-- Begin Material --
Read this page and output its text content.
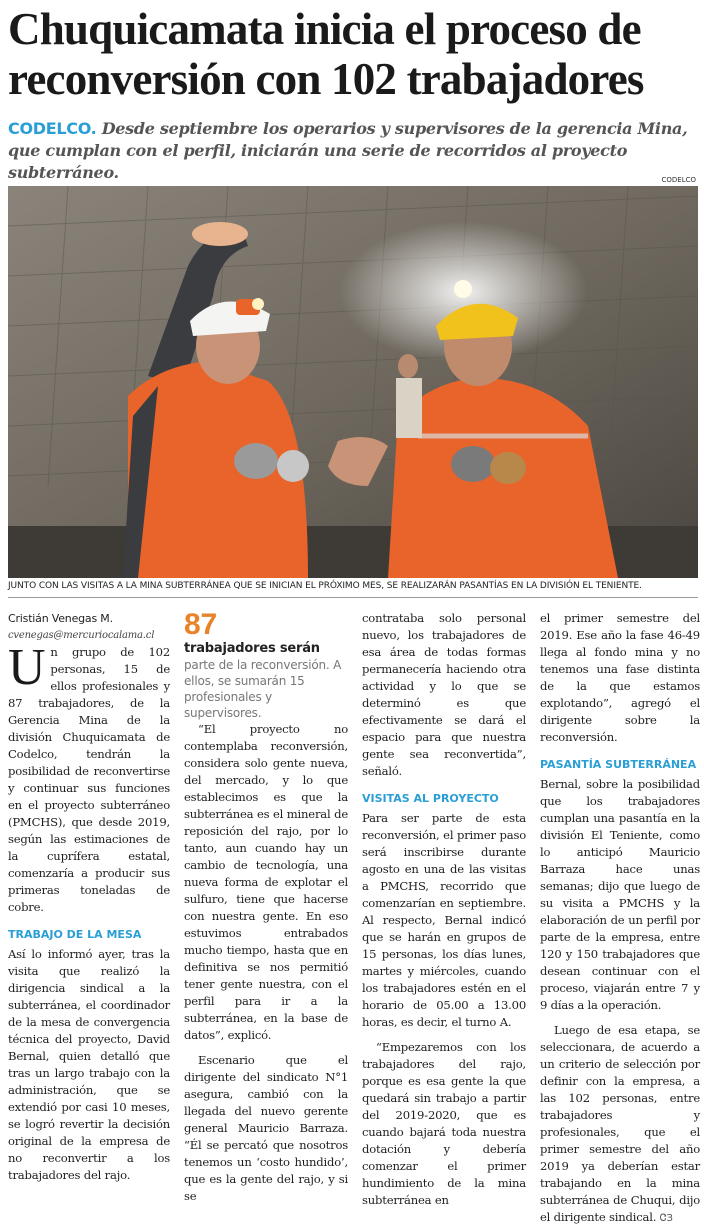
Chuquicamata inicia el proceso de
reconversión con 102 trabajadores
CODELCO. Desde septiembre los operarios y supervisores de la gerencia Mina, que cumplan con el perfil, iniciarán una serie de recorridos al proyecto subterráneo.	CODELCO
JUNTO CON LAS VISITAS A LA MINA SUBTERRÁNEA QUE SE INICIAN EL PRÓXIMO MES, SE REALIZARÁN PASANTÍAS EN LA DIVISIÓN EL TENIENTE.

Cristián Venegas M.

cvenegas@mercuriocalama.cl

Un grupo de 102 personas, 15 de ellos profesionales y 87 trabajadores, de la Gerencia Mina de la división Chuquicamata de Codelco, tendrán la posibilidad de reconvertirse y continuar sus funciones en el proyecto subterráneo (PMCHS), que desde 2019, según las estimaciones de la cuprífera estatal, comenzaría a producir sus primeras toneladas de cobre.

TRABAJO DE LA MESA

Así lo informó ayer, tras la visita que realizó la dirigencia sindical a la subterránea, el coordinador de la mesa de convergencia técnica del proyecto, David Bernal, quien detalló que tras un largo trabajo con la administración, que se extendió por casi 10 meses, se logró revertir la decisión original de la empresa de no reconvertir a los trabajadores del rajo.

87

trabajadores serán

parte de la reconversión. A ellos, se sumarán 15 profesionales y supervisores.

“El proyecto no contemplaba reconversión, considera solo gente nueva, del mercado, y lo que establecimos es que la subterránea es el mineral de reposición del rajo, por lo tanto, aun cuando hay un cambio de tecnología, una nueva forma de explotar el sulfuro, tiene que hacerse con nuestra gente. En eso estuvimos entrabados mucho tiempo, hasta que en definitiva se nos permitió tener gente nuestra, con el perfil para ir a la subterránea, en la base de datos”, explicó.

Escenario que el dirigente del sindicato N°1 asegura, cambió con la llegada del nuevo gerente general Mauricio Barraza. “Él se percató que nosotros tenemos un ‘costo hundido’, que es la gente del rajo, y si se

contrataba solo personal nuevo, los trabajadores de esa área de todas formas permanecería haciendo otra actividad y lo que se determinó es que efectivamente se dará el espacio para que nuestra gente sea reconvertida”, señaló.

VISITAS AL PROYECTO

Para ser parte de esta reconversión, el primer paso será inscribirse durante agosto en una de las visitas a PMCHS, recorrido que comenzarían en septiembre. Al respecto, Bernal indicó que se harán en grupos de 15 personas, los días lunes, martes y miércoles, cuando los trabajadores estén en el horario de 05.00 a 13.00 horas, es decir, el turno A.

“Empezaremos con los trabajadores del rajo, porque es esa gente la que quedará sin trabajo a partir del 2019-2020, que es cuando bajará toda nuestra dotación y debería comenzar el primer hundimiento de la mina subterránea en

el primer semestre del 2019. Ese año la fase 46-49 llega al fondo mina y no tenemos una fase distinta de la que estamos explotando”, agregó el dirigente sobre la reconversión.

PASANTÍA SUBTERRÁNEA

Bernal, sobre la posibilidad que los trabajadores cumplan una pasantía en la división El Teniente, como lo anticipó Mauricio Barraza hace unas semanas; dijo que luego de su visita a PMCHS y la elaboración de un perfil por parte de la empresa, entre 120 y 150 trabajadores que desean continuar con el proceso, viajarán entre 7 y 9 días a la operación.

Luego de esa etapa, se seleccionara, de acuerdo a un criterio de selección por definir con la empresa, a las 102 personas, entre trabajadores y profesionales, que el primer semestre del año 2019 ya deberían estar trabajando en la mina subterránea de Chuqui, dijo el dirigente sindical. ᏣЗ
-- End Material --
Scan the data above and copy every line with "entre" in it.

Bernal, sobre la posibilidad que los trabajadores cumplan una pasantía en la división El Teniente, como lo anticipó Mauricio Barraza hace unas semanas; dijo que luego de su visita a PMCHS y la elaboración de un perfil por parte de la empresa, entre 120 y 150 trabajadores que desean continuar con el proceso, viajarán entre 7 y 9 días a la operación.
Luego de esa etapa, se seleccionara, de acuerdo a un criterio de selección por definir con la empresa, a las 102 personas, entre trabajadores y profesionales, que el primer semestre del año 2019 ya deberían estar trabajando en la mina subterránea de Chuqui, dijo el dirigente sindical. ᏣЗ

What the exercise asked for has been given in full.